*Set task*
Below is a block of records; repeat each one exactly.

*Dataset*
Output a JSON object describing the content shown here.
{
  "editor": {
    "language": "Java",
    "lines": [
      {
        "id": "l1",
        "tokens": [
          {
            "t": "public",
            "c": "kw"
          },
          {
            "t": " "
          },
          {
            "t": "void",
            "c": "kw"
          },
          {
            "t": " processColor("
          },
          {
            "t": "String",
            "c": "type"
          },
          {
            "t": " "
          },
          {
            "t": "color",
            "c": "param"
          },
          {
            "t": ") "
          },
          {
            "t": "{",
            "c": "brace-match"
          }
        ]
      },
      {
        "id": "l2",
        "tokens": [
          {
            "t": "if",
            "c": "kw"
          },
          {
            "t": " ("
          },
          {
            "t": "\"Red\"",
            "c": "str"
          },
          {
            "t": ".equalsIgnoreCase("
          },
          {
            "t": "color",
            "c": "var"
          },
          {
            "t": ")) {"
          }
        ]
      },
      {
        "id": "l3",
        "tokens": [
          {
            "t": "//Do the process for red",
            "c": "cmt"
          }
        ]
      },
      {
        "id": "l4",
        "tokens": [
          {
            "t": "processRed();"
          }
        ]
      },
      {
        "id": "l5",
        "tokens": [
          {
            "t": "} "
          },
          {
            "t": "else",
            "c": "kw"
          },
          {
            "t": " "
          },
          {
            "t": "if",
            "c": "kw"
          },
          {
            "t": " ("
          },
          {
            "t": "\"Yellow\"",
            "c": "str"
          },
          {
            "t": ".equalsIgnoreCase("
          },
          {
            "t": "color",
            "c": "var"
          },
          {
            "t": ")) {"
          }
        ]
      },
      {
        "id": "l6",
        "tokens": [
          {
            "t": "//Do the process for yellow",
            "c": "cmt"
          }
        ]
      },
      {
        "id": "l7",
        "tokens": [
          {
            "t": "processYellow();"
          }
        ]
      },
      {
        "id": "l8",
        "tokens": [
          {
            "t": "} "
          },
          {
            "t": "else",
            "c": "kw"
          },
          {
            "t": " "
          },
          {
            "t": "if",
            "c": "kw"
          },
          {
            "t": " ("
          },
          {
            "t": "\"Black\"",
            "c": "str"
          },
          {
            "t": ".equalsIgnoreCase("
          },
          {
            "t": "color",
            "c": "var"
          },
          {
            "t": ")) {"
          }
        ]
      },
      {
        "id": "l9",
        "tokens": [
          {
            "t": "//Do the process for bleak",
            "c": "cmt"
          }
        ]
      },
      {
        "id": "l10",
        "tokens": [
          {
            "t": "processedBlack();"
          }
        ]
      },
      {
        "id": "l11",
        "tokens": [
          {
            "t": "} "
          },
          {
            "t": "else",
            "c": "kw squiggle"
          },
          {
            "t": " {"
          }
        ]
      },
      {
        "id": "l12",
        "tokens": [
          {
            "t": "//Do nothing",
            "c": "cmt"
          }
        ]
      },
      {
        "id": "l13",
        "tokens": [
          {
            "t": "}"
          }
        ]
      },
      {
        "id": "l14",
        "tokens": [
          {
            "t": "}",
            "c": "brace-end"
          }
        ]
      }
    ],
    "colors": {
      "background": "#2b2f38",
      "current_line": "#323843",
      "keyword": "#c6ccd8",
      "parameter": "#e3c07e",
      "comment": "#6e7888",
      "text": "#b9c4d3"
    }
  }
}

*Solution to this task*
Output a JSON object describing the content shown here.
{
  "editor": {
    "language": "Java",
    "lines": [
      {
        "id": "l1",
        "tokens": [
          {
            "t": "public",
            "c": "kw"
          },
          {
            "t": " "
          },
          {
            "t": "void",
            "c": "kw"
          },
          {
            "t": " processColor("
          },
          {
            "t": "String",
            "c": "type"
          },
          {
            "t": " "
          },
          {
            "t": "color",
            "c": "param"
          },
          {
            "t": ") "
          },
          {
            "t": "{",
            "c": "brace-match"
          }
        ]
      },
      {
        "id": "l2",
        "tokens": [
          {
            "t": "if",
            "c": "kw"
          },
          {
            "t": " ("
          },
          {
            "t": "\"Red\"",
            "c": "str"
          },
          {
            "t": ".equalsIgnoreCase("
          },
          {
            "t": "color",
            "c": "var"
          },
          {
            "t": ")) {"
          }
        ]
      },
      {
        "id": "l3",
        "tokens": [
          {
            "t": "//Do the process for red",
            "c": "cmt"
          }
        ]
      },
      {
        "id": "l4",
        "tokens": [
          {
            "t": "processRed();"
          }
        ]
      },
      {
        "id": "l5",
        "tokens": [
          {
            "t": "} "
          },
          {
            "t": "else",
            "c": "kw"
          },
          {
            "t": " "
          },
          {
            "t": "if",
            "c": "kw"
          },
          {
            "t": " ("
          },
          {
            "t": "\"Yellow\"",
            "c": "str"
          },
          {
            "t": ".equalsIgnoreCase("
          },
          {
            "t": "color",
            "c": "var"
          },
          {
            "t": ")) {"
          }
        ]
      },
      {
        "id": "l6",
        "tokens": [
          {
            "t": "//Do the process for yellow",
            "c": "cmt"
          }
        ]
      },
      {
        "id": "l7",
        "tokens": [
          {
            "t": "processYellow();"
          }
        ]
      },
      {
        "id": "l8",
        "tokens": [
          {
            "t": "} "
          },
          {
            "t": "else",
            "c": "kw"
          },
          {
            "t": " "
          },
          {
            "t": "if",
            "c": "kw"
          },
          {
            "t": " ("
          },
          {
            "t": "\"Black\"",
            "c": "str"
          },
          {
            "t": ".equalsIgnoreCase("
          },
          {
            "t": "color",
            "c": "var"
          },
          {
            "t": ")) {"
          }
        ]
      },
      {
        "id": "l9",
        "tokens": [
          {
            "t": "//Do the process for bleak",
            "c": "cmt"
          }
        ]
      },
      {
        "id": "l10",
        "tokens": [
          {
            "t": "processedBlack();"
          }
        ]
      },
      {
        "id": "l11",
        "tokens": [
          {
            "t": "} "
          },
          {
            "t": "else",
            "c": "kw squiggle"
          },
          {
            "t": " {"
          }
        ]
      },
      {
        "id": "l12",
        "tokens": [
          {
            "t": "//Do nothing",
            "c": "cmt"
          }
        ]
      },
      {
        "id": "l13",
        "tokens": [
          {
            "t": "}"
          }
        ]
      },
      {
        "id": "l14",
        "tokens": [
          {
            "t": "}",
            "c": "brace-end"
          }
        ]
      }
    ],
    "colors": {
      "background": "#2b2f38",
      "current_line": "#323843",
      "keyword": "#c6ccd8",
      "parameter": "#e3c07e",
      "comment": "#6e7888",
      "text": "#b9c4d3"
    }
  }
}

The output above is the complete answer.